>> Begin Records for this exercise

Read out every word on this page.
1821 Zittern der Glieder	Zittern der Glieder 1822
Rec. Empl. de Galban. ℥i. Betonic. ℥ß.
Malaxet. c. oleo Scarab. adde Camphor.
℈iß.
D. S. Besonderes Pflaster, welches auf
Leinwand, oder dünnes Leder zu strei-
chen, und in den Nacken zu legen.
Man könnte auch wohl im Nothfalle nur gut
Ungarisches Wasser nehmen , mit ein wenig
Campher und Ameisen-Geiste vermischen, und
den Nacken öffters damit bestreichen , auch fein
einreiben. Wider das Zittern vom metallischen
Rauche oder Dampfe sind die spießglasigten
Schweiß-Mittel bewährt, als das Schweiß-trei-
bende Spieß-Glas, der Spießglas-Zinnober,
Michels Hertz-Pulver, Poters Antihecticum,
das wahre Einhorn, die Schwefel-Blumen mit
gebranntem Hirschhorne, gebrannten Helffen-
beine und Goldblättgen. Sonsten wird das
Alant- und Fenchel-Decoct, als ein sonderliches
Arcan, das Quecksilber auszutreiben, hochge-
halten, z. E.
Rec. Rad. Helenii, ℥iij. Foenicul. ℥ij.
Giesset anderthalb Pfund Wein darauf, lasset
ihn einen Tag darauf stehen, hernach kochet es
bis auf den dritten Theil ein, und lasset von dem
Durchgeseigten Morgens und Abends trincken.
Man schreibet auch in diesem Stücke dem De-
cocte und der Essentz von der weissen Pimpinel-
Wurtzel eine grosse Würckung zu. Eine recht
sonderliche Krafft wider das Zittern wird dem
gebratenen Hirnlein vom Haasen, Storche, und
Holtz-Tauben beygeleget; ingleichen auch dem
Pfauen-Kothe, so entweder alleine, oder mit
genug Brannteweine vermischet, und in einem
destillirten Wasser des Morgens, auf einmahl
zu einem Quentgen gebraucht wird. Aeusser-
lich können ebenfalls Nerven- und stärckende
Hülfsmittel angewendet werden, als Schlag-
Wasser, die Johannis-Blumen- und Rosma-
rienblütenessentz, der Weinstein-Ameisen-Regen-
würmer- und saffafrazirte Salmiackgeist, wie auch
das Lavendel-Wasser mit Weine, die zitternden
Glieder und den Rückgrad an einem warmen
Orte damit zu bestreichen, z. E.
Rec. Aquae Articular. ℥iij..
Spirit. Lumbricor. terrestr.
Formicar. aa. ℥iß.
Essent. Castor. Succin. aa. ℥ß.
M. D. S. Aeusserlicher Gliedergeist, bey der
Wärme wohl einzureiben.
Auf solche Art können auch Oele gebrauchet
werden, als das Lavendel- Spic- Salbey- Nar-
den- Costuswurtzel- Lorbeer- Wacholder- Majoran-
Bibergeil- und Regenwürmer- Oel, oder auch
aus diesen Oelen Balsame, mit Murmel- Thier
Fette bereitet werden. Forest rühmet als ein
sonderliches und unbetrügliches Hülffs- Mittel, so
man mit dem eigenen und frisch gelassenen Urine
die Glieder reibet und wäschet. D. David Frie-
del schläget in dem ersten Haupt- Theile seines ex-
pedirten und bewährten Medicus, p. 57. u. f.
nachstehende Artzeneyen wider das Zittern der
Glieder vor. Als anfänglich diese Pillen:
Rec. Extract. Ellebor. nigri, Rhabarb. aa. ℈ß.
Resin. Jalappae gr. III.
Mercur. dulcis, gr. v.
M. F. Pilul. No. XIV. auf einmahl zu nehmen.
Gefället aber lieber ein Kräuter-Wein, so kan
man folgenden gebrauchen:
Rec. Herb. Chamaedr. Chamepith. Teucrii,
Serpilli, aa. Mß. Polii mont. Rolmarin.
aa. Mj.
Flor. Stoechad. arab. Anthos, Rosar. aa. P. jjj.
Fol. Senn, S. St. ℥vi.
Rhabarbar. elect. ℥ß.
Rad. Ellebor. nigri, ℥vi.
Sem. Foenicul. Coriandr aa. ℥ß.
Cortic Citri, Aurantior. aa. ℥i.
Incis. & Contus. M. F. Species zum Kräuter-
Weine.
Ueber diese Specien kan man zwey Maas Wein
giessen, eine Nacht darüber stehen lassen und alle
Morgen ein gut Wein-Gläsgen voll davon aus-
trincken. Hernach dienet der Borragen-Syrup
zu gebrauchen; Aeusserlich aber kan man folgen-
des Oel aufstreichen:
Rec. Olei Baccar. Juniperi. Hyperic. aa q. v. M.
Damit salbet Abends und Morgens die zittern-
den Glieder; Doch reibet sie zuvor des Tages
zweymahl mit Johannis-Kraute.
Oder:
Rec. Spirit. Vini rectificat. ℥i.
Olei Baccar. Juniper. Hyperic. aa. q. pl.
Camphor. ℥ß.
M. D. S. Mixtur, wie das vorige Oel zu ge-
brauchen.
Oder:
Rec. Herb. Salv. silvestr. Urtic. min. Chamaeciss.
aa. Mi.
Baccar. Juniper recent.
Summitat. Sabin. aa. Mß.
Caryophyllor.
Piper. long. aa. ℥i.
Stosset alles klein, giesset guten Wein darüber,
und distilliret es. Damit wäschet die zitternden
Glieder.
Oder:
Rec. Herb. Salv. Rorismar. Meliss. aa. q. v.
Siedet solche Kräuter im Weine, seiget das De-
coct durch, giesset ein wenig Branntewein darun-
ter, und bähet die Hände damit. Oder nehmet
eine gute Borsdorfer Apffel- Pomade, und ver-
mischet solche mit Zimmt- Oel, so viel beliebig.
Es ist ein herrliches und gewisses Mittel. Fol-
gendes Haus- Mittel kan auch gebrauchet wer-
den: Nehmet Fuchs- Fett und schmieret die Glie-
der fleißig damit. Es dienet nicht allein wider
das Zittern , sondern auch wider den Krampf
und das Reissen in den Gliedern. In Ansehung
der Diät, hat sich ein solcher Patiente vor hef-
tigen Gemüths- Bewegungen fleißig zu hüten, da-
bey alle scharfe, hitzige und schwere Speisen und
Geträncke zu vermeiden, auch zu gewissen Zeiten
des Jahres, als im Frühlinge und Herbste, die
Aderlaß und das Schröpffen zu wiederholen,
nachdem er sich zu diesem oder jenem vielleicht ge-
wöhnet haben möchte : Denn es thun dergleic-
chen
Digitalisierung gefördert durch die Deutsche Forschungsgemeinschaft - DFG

>> End Records for this exercise

Extract the complete listing verbatim.

Read out every word on this page.
1821 Zittern der Glieder	Zittern der Glieder 1822
Rec. Empl. de Galban. ℥i. Betonic. ℥ß.
Malaxet. c. oleo Scarab. adde Camphor.
℈iß.
D. S. Besonderes Pflaster, welches auf
Leinwand, oder dünnes Leder zu strei-
chen, und in den Nacken zu legen.
Man könnte auch wohl im Nothfalle nur gut
Ungarisches Wasser nehmen , mit ein wenig
Campher und Ameisen-Geiste vermischen, und
den Nacken öffters damit bestreichen , auch fein
einreiben. Wider das Zittern vom metallischen
Rauche oder Dampfe sind die spießglasigten
Schweiß-Mittel bewährt, als das Schweiß-trei-
bende Spieß-Glas, der Spießglas-Zinnober,
Michels Hertz-Pulver, Poters Antihecticum,
das wahre Einhorn, die Schwefel-Blumen mit
gebranntem Hirschhorne, gebrannten Helffen-
beine und Goldblättgen. Sonsten wird das
Alant- und Fenchel-Decoct, als ein sonderliches
Arcan, das Quecksilber auszutreiben, hochge-
halten, z. E.
Rec. Rad. Helenii, ℥iij. Foenicul. ℥ij.
Giesset anderthalb Pfund Wein darauf, lasset
ihn einen Tag darauf stehen, hernach kochet es
bis auf den dritten Theil ein, und lasset von dem
Durchgeseigten Morgens und Abends trincken.
Man schreibet auch in diesem Stücke dem De-
cocte und der Essentz von der weissen Pimpinel-
Wurtzel eine grosse Würckung zu. Eine recht
sonderliche Krafft wider das Zittern wird dem
gebratenen Hirnlein vom Haasen, Storche, und
Holtz-Tauben beygeleget; ingleichen auch dem
Pfauen-Kothe, so entweder alleine, oder mit
genug Brannteweine vermischet, und in einem
destillirten Wasser des Morgens, auf einmahl
zu einem Quentgen gebraucht wird. Aeusser-
lich können ebenfalls Nerven- und stärckende
Hülfsmittel angewendet werden, als Schlag-
Wasser, die Johannis-Blumen- und Rosma-
rienblütenessentz, der Weinstein-Ameisen-Regen-
würmer- und saffafrazirte Salmiackgeist, wie auch
das Lavendel-Wasser mit Weine, die zitternden
Glieder und den Rückgrad an einem warmen
Orte damit zu bestreichen, z. E.
Rec. Aquae Articular. ℥iij..
Spirit. Lumbricor. terrestr.
Formicar. aa. ℥iß.
Essent. Castor. Succin. aa. ℥ß.
M. D. S. Aeusserlicher Gliedergeist, bey der
Wärme wohl einzureiben.
Auf solche Art können auch Oele gebrauchet
werden, als das Lavendel- Spic- Salbey- Nar-
den- Costuswurtzel- Lorbeer- Wacholder- Majoran-
Bibergeil- und Regenwürmer- Oel, oder auch
aus diesen Oelen Balsame, mit Murmel- Thier
Fette bereitet werden. Forest rühmet als ein
sonderliches und unbetrügliches Hülffs- Mittel, so
man mit dem eigenen und frisch gelassenen Urine
die Glieder reibet und wäschet. D. David Frie-
del schläget in dem ersten Haupt- Theile seines ex-
pedirten und bewährten Medicus, p. 57. u. f.
nachstehende Artzeneyen wider das Zittern der
Glieder vor. Als anfänglich diese Pillen:
Rec. Extract. Ellebor. nigri, Rhabarb. aa. ℈ß.
Resin. Jalappae gr. III.
Mercur. dulcis, gr. v.
M. F. Pilul. No. XIV. auf einmahl zu nehmen.
Gefället aber lieber ein Kräuter-Wein, so kan
man folgenden gebrauchen:
Rec. Herb. Chamaedr. Chamepith. Teucrii,
Serpilli, aa. Mß. Polii mont. Rolmarin.
aa. Mj.
Flor. Stoechad. arab. Anthos, Rosar. aa. P. jjj.
Fol. Senn, S. St. ℥vi.
Rhabarbar. elect. ℥ß.
Rad. Ellebor. nigri, ℥vi.
Sem. Foenicul. Coriandr aa. ℥ß.
Cortic Citri, Aurantior. aa. ℥i.
Incis. & Contus. M. F. Species zum Kräuter-
Weine.
Ueber diese Specien kan man zwey Maas Wein
giessen, eine Nacht darüber stehen lassen und alle
Morgen ein gut Wein-Gläsgen voll davon aus-
trincken. Hernach dienet der Borragen-Syrup
zu gebrauchen; Aeusserlich aber kan man folgen-
des Oel aufstreichen:
Rec. Olei Baccar. Juniperi. Hyperic. aa q. v. M.
Damit salbet Abends und Morgens die zittern-
den Glieder; Doch reibet sie zuvor des Tages
zweymahl mit Johannis-Kraute.
Oder:
Rec. Spirit. Vini rectificat. ℥i.
Olei Baccar. Juniper. Hyperic. aa. q. pl.
Camphor. ℥ß.
M. D. S. Mixtur, wie das vorige Oel zu ge-
brauchen.
Oder:
Rec. Herb. Salv. silvestr. Urtic. min. Chamaeciss.
aa. Mi.
Baccar. Juniper recent.
Summitat. Sabin. aa. Mß.
Caryophyllor.
Piper. long. aa. ℥i.
Stosset alles klein, giesset guten Wein darüber,
und distilliret es. Damit wäschet die zitternden
Glieder.
Oder:
Rec. Herb. Salv. Rorismar. Meliss. aa. q. v.
Siedet solche Kräuter im Weine, seiget das De-
coct durch, giesset ein wenig Branntewein darun-
ter, und bähet die Hände damit. Oder nehmet
eine gute Borsdorfer Apffel- Pomade, und ver-
mischet solche mit Zimmt- Oel, so viel beliebig.
Es ist ein herrliches und gewisses Mittel. Fol-
gendes Haus- Mittel kan auch gebrauchet wer-
den: Nehmet Fuchs- Fett und schmieret die Glie-
der fleißig damit. Es dienet nicht allein wider
das Zittern , sondern auch wider den Krampf
und das Reissen in den Gliedern. In Ansehung
der Diät, hat sich ein solcher Patiente vor hef-
tigen Gemüths- Bewegungen fleißig zu hüten, da-
bey alle scharfe, hitzige und schwere Speisen und
Geträncke zu vermeiden, auch zu gewissen Zeiten
des Jahres, als im Frühlinge und Herbste, die
Aderlaß und das Schröpffen zu wiederholen,
nachdem er sich zu diesem oder jenem vielleicht ge-
wöhnet haben möchte : Denn es thun dergleic-
chen
Digitalisierung gefördert durch die Deutsche Forschungsgemeinschaft - DFG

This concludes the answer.